+++ Records provided
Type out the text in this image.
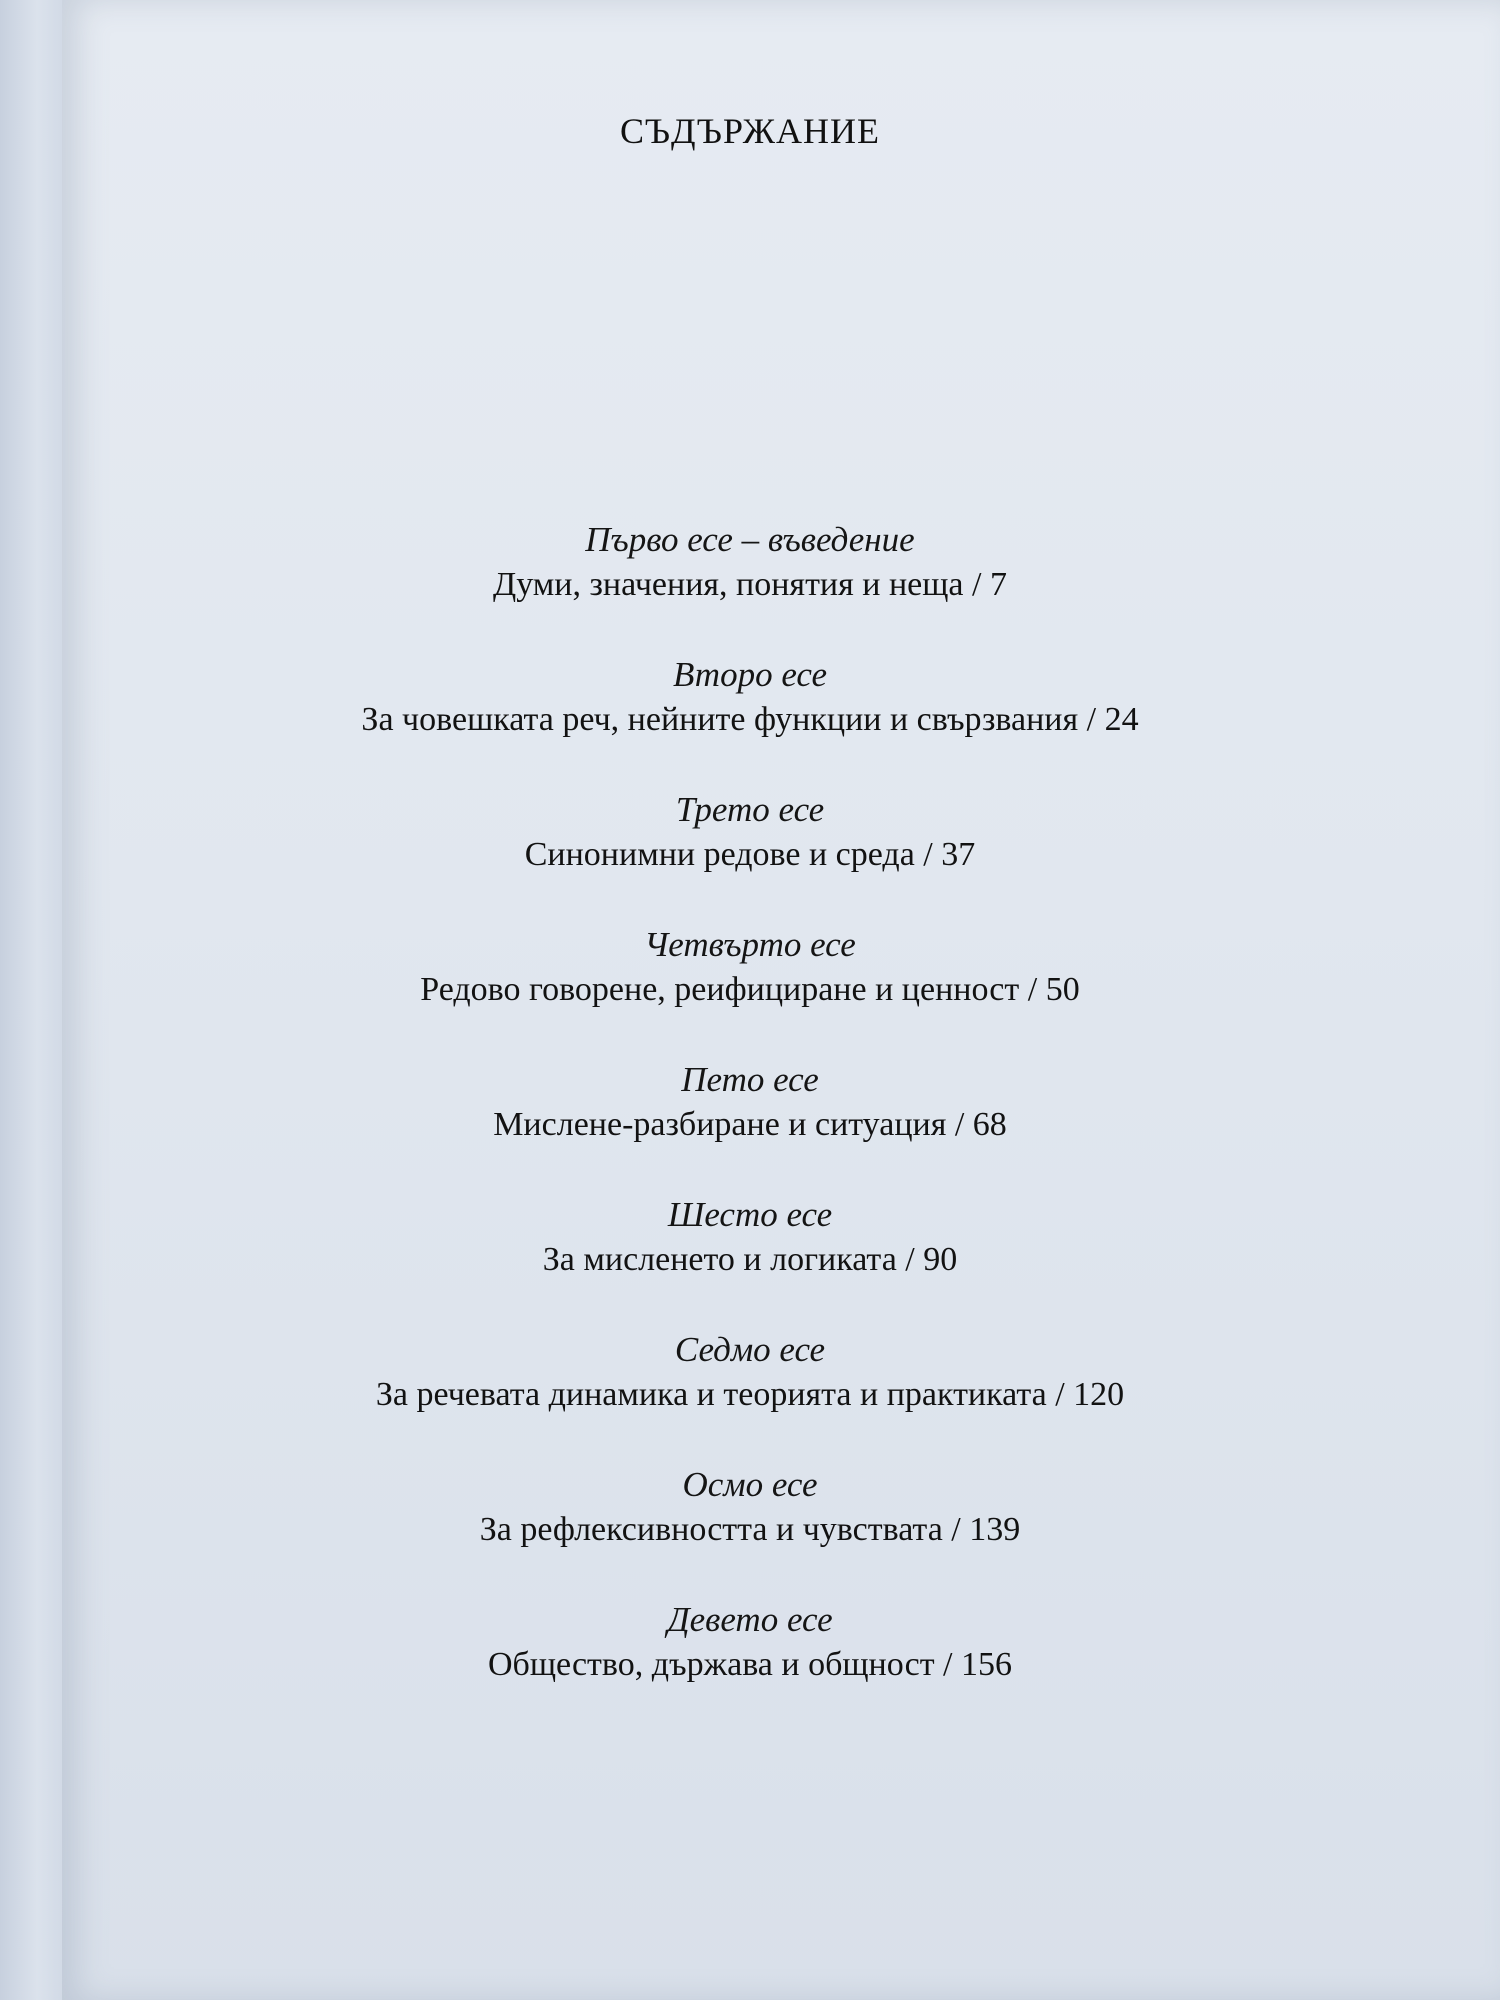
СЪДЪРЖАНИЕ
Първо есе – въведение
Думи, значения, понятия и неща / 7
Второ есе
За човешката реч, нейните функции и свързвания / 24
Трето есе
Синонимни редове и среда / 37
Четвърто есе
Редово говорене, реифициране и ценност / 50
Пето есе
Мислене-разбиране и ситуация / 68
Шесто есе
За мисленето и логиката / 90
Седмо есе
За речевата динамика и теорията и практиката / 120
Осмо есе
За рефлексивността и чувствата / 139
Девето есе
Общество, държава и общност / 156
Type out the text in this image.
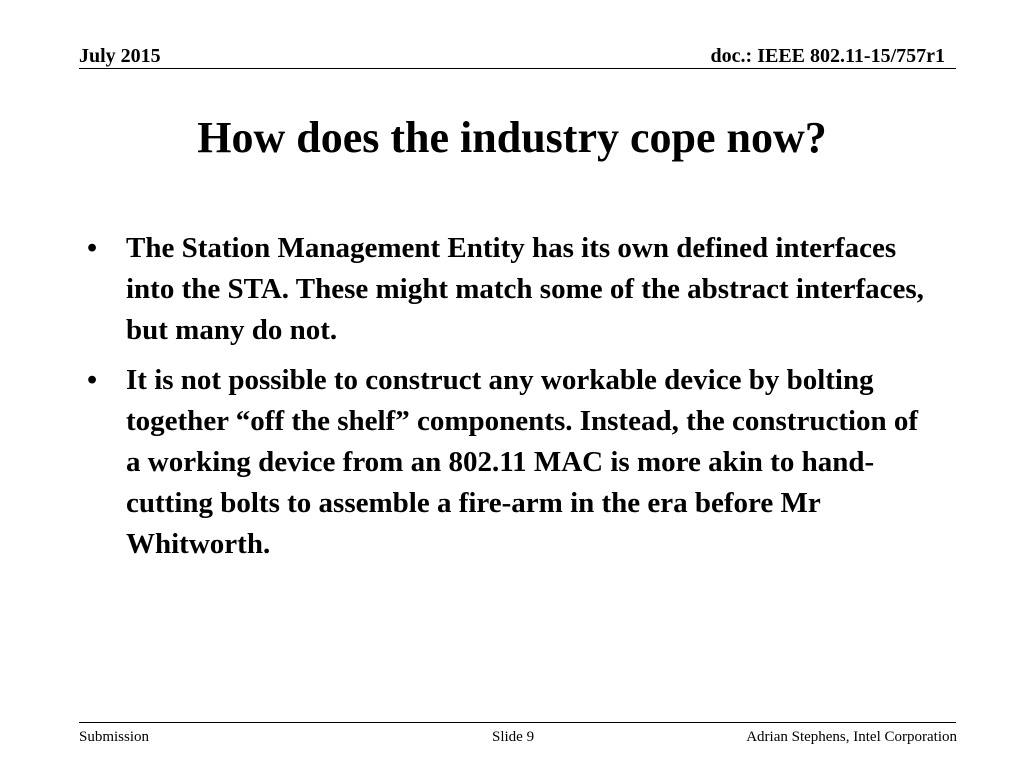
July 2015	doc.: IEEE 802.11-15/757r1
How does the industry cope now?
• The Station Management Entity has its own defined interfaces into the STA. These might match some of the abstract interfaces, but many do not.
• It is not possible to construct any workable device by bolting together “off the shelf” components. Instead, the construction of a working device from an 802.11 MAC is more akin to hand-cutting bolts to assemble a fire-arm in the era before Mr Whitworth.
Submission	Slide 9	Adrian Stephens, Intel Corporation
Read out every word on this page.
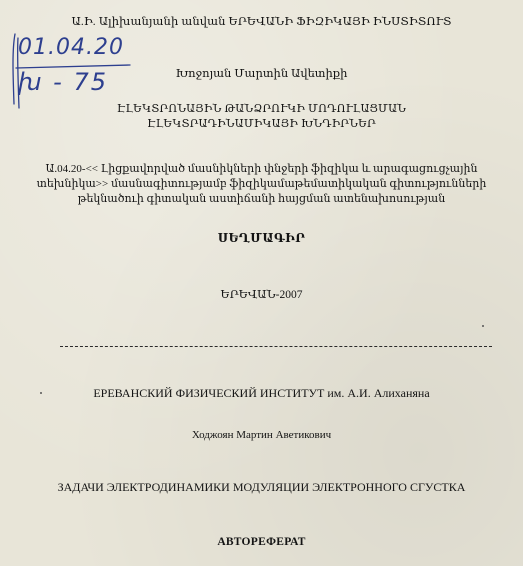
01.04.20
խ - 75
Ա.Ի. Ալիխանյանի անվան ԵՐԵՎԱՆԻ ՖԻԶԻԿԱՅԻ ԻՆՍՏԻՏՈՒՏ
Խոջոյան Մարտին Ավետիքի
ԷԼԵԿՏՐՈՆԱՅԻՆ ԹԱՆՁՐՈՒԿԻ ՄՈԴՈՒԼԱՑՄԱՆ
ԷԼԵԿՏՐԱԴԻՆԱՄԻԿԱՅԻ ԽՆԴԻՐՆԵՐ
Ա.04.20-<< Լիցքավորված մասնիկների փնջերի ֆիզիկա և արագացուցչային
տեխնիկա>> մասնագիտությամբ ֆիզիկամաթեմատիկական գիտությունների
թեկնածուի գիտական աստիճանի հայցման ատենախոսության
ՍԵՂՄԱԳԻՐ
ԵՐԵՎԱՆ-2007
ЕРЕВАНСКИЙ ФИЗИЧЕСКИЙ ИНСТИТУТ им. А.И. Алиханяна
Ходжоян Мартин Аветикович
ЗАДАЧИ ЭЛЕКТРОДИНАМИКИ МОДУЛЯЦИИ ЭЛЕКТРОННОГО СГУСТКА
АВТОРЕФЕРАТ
++++++
### Problem details:
Transcribe every entry above exactly. Omit all pictures.

### Task solution:
Type out the text in this image.
СЪДЪРЖАНИЕ
Първо есе – въведение
Думи, значения, понятия и неща / 7
Второ есе
За човешката реч, нейните функции и свързвания / 24
Трето есе
Синонимни редове и среда / 37
Четвърто есе
Редово говорене, реифициране и ценност / 50
Пето есе
Мислене-разбиране и ситуация / 68
Шесто есе
За мисленето и логиката / 90
Седмо есе
За речевата динамика и теорията и практиката / 120
Осмо есе
За рефлексивността и чувствата / 139
Девето есе
Общество, държава и общност / 156
Type out the text in this image.
July 2015	doc.: IEEE 802.11-15/757r1
How does the industry cope now?
• The Station Management Entity has its own defined interfaces into the STA. These might match some of the abstract interfaces, but many do not.
• It is not possible to construct any workable device by bolting together “off the shelf” components. Instead, the construction of a working device from an 802.11 MAC is more akin to hand-cutting bolts to assemble a fire-arm in the era before Mr Whitworth.
Submission	Slide 9	Adrian Stephens, Intel Corporation
Read out every word on this page.
01.04.20
խ - 75
Ա.Ի. Ալիխանյանի անվան ԵՐԵՎԱՆԻ ՖԻԶԻԿԱՅԻ ԻՆՍՏԻՏՈՒՏ
Խոջոյան Մարտին Ավետիքի
ԷԼԵԿՏՐՈՆԱՅԻՆ ԹԱՆՁՐՈՒԿԻ ՄՈԴՈՒԼԱՑՄԱՆ
ԷԼԵԿՏՐԱԴԻՆԱՄԻԿԱՅԻ ԽՆԴԻՐՆԵՐ
Ա.04.20-<< Լիցքավորված մասնիկների փնջերի ֆիզիկա և արագացուցչային
տեխնիկա>> մասնագիտությամբ ֆիզիկամաթեմատիկական գիտությունների
թեկնածուի գիտական աստիճանի հայցման ատենախոսության
ՍԵՂՄԱԳԻՐ
ԵՐԵՎԱՆ-2007
ЕРЕВАНСКИЙ ФИЗИЧЕСКИЙ ИНСТИТУТ им. А.И. Алиханяна
Ходжоян Мартин Аветикович
ЗАДАЧИ ЭЛЕКТРОДИНАМИКИ МОДУЛЯЦИИ ЭЛЕКТРОННОГО СГУСТКА
АВТОРЕФЕРАТ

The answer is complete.